=== Document ===
%%

Hong Kong, December 05, 2016 -- Moody's Investors Service says that the outlook for the Chinese
banking system is negative, as the operating environment will become
more challenging in the coming 12-18 months, reflecting slower
economic growth, an increase in corporate sector restructuring,
and rising concerns over elevated asset prices in some areas.
"Our baseline scenario assumes a further moderation in real GDP
growth to 6.3% in 2017 from 6.7% in the first
three quarters of 2016. In view of weaker demand for corporate
loans and the Chinese authorities' stance to pursue corporate deleveraging,
we expect credit growth to moderate as well," says Christine
Kuo, a Moody's Senior Vice President.
"Accordingly, during the horizon for our outlook of 12-18
months, asset quality will remain pressured; capitalization,
and funding and liquidity will be stable; and profitability will
deteriorate, while the system will also be experiencing the effects
of the deleveraging in the corporate sector," adds Kuo.
"At the same time, we expect government support to remain
strong for the major banks, reflecting the policy imperative of
maintaining public confidence and systemic stability. And,
while we think that government support for smaller banks will become more
selective following the implementation of the deposit insurance scheme,
it will remain high for the larger regional banks," says Yulia
Wan, a Moody's Assistant Vice President and Analyst.
Moody's conclusions were contained in its just-released,
"Banking System Outlook - China Deteriorating Operating Environment
and Asset Quality Drive Negative Outlook" co-authored by
Kuo and Wan.
Moody's expectation is that the Chinese authorities will step up
their efforts to tackle the country's rising level of corporate leverage
over the next 12-18 months.
While this heightened policy focus to contain leverage and close non-viable
companies will address a key financial system weakness, it also
raises adjustment risk for the banks in the near term by increasing corporate
defaults and loan restructurings.
As indicated asset quality will remain pressured. Debt restructuring
for distressed borrowers will help keep the headline nonperforming loan
(NPL) ratio stable, but will also result in economic losses for
creditors of various classes, including the banks.
Broad liquidity conditions will remain satisfactory, reflecting
slowing loan growth, the central bank's overall supportive monetary
policy and the system's large deposit base. On the other hand,
we see limited room for further policy easing, given the policy
focus shift towards deleveraging, containing risks from capital
outflows, the steep rise in property prices and gradual increase
in inflation. This could pressure the banks' liquidity management,
especially for mid- and small-sized banks which have become
increasingly reliant on wholesale funding to support their investments
in assets with longer durations.

%%

=== Supplied material ===
%%

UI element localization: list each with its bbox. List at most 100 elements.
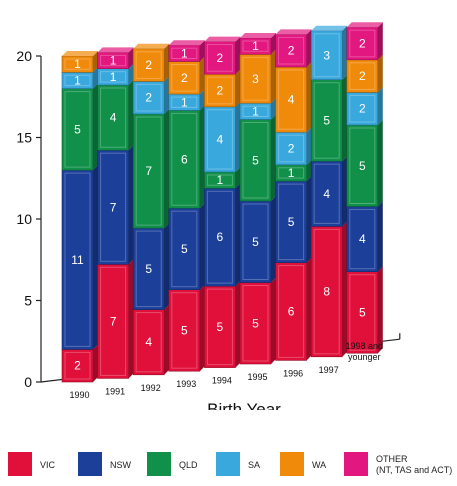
bar-segment-qld-1991: 4 (97, 80, 134, 151)
bar-value-label-sa-1998-and-younger: 2 (359, 102, 366, 116)
bar-value-label-vic-1993: 5 (181, 323, 188, 337)
bar-segment-nsw-1993: 5 (168, 203, 205, 290)
bar-value-label-vic-1992: 4 (145, 335, 152, 349)
bar-segment-vic-1993: 5 (168, 284, 205, 372)
bar-value-label-nsw-1990: 11 (71, 253, 84, 267)
bar-value-label-wa-1996: 4 (288, 93, 295, 107)
bar-value-label-other-nt-tas-and-act-1994: 2 (217, 51, 224, 65)
bar-segment-wa-1996: 4 (275, 62, 312, 133)
legend-item-wa: WA (280, 445, 326, 476)
bar-segment-vic-1996: 6 (275, 257, 312, 361)
legend-swatch-other (344, 452, 368, 476)
bar-segment-nsw-1996: 5 (275, 176, 312, 263)
bar-segment-nsw-1997: 4 (310, 156, 348, 227)
bar-segment-vic-1997: 8 (310, 221, 348, 358)
bar-value-label-other-nt-tas-and-act-1991: 1 (110, 54, 117, 68)
bar-value-label-wa-1993: 2 (181, 71, 188, 85)
bar-segment-qld-1997: 5 (310, 74, 348, 162)
bar-segment-vic-1994: 5 (204, 281, 241, 368)
bar-segment-vic-1992: 4 (132, 304, 170, 376)
bar-value-label-vic-1996: 6 (288, 305, 295, 319)
bar-segment-qld-1992: 7 (132, 109, 170, 229)
legend-label-qld: QLD (179, 460, 198, 470)
bar-value-label-wa-1990: 1 (74, 57, 81, 71)
bar-value-label-wa-1994: 2 (217, 84, 224, 98)
bar-segment-wa-1994: 2 (204, 69, 241, 108)
bar-segment-nsw-1994: 6 (204, 183, 241, 287)
bar-value-label-vic-1990: 2 (74, 359, 81, 373)
bar-value-label-nsw-1997: 4 (323, 187, 330, 201)
bar-segment-wa-1998-and-younger: 2 (346, 54, 383, 93)
x-tick-label-1995: 1995 (247, 372, 267, 382)
bar-segment-nsw-1992: 5 (132, 223, 170, 310)
bar-segment-sa-1996: 2 (275, 127, 312, 166)
bar-value-label-qld-1998-and-younger: 5 (359, 159, 366, 173)
x-tick-label-1997: 1997 (319, 365, 339, 375)
bar-segment-other-nt-tas-and-act-1996: 2 (275, 29, 312, 68)
bar-stack-1993: 5 5 6 1 2 1 (168, 40, 205, 372)
bar-value-label-nsw-1996: 5 (288, 215, 295, 229)
legend-label-sa: SA (248, 460, 261, 470)
x-tick-label-1992: 1992 (141, 383, 161, 393)
bar-value-label-sa-1995: 1 (252, 104, 259, 118)
bar-segment-sa-1990: 1 (61, 67, 98, 89)
bar-value-label-wa-1992: 2 (145, 58, 152, 72)
legend-swatch-wa (280, 452, 304, 476)
legend-swatch-sa (216, 452, 240, 476)
bar-segment-other-nt-tas-and-act-1998-and-younger: 2 (346, 22, 383, 61)
bar-segment-qld-1995: 5 (239, 114, 276, 202)
bar-value-label-vic-1998-and-younger: 5 (359, 305, 366, 319)
bar-value-label-nsw-1994: 6 (217, 230, 224, 244)
bar-stack-1992: 4 5 7 2 2 (132, 43, 170, 376)
legend-item-nsw: NSW (78, 445, 131, 476)
bar-segment-qld-1990: 5 (61, 83, 98, 171)
bar-value-label-qld-1995: 5 (252, 153, 259, 167)
legend-swatch-nsw (78, 452, 102, 476)
chart-legend: VIC NSW QLD SA WA OTHER (NT, TAS and ACT… (0, 445, 457, 486)
bar-stack-1996: 6 5 1 2 4 2 (275, 29, 312, 361)
bar-stack-1991: 7 7 4 1 1 (97, 47, 134, 379)
legend-swatch-vic (8, 452, 32, 476)
x-tick-label-1998-and-younger: 1998 and younger (346, 341, 384, 362)
bar-segment-other-nt-tas-and-act-1994: 2 (204, 36, 241, 75)
bar-value-label-qld-1994: 1 (217, 173, 224, 187)
y-tick-label-0: 0 (24, 374, 32, 390)
bar-value-label-sa-1996: 2 (288, 142, 295, 156)
bar-segment-vic-1991: 7 (97, 259, 134, 379)
bar-stack-1994: 5 6 1 4 2 2 (204, 36, 241, 368)
bar-value-label-other-nt-tas-and-act-1995: 1 (252, 39, 259, 53)
bar-segment-qld-1993: 6 (168, 105, 205, 209)
bar-segment-nsw-1995: 5 (239, 196, 276, 283)
bar-segment-sa-1992: 2 (132, 76, 170, 115)
bar-segment-wa-1992: 2 (132, 43, 170, 82)
bar-value-label-qld-1991: 4 (110, 111, 117, 125)
bar-segment-qld-1998-and-younger: 5 (346, 120, 383, 207)
bar-segment-vic-1998-and-younger: 5 (346, 266, 383, 354)
bar-value-label-wa-1998-and-younger: 2 (359, 69, 366, 83)
chart-bars: 2115117741145722556121561422555131651242… (61, 22, 383, 383)
bar-value-label-vic-1994: 5 (217, 320, 224, 334)
x-tick-label-1991: 1991 (105, 386, 125, 396)
bar-value-label-other-nt-tas-and-act-1996: 2 (288, 44, 295, 58)
bar-segment-sa-1998-and-younger: 2 (346, 87, 383, 126)
bar-stack-1998-and-younger: 5 4 5 2 2 2 (346, 22, 383, 354)
x-axis-title: Birth Year (207, 400, 281, 410)
bar-value-label-vic-1995: 5 (252, 316, 259, 330)
bar-value-label-nsw-1995: 5 (252, 235, 259, 249)
bar-segment-other-nt-tas-and-act-1993: 1 (168, 40, 205, 62)
legend-item-sa: SA (216, 445, 260, 476)
legend-label-vic: VIC (40, 460, 56, 470)
bar-value-label-vic-1997: 8 (323, 285, 330, 299)
bar-stack-1997: 8 4 5 3 (310, 25, 348, 358)
bar-segment-other-nt-tas-and-act-1995: 1 (239, 33, 276, 55)
legend-item-qld: QLD (147, 445, 198, 476)
bar-segment-wa-1995: 3 (239, 49, 276, 104)
bar-value-label-qld-1990: 5 (74, 122, 81, 136)
bar-value-label-sa-1990: 1 (74, 73, 81, 87)
legend-label-other: OTHER (NT, TAS and ACT) (376, 454, 453, 475)
bar-value-label-sa-1994: 4 (217, 132, 224, 146)
bar-value-label-sa-1997: 3 (323, 48, 330, 62)
bar-segment-sa-1994: 4 (204, 101, 241, 173)
bar-segment-vic-1990: 2 (61, 344, 98, 383)
bar-segment-wa-1990: 1 (61, 51, 98, 73)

%%

=== To be done ===
Please state the real GDP growth rate for 2017 that the baseline scenario assumes in the text on the Chinese banking outlook.

=== Solution for this task ===
6.3%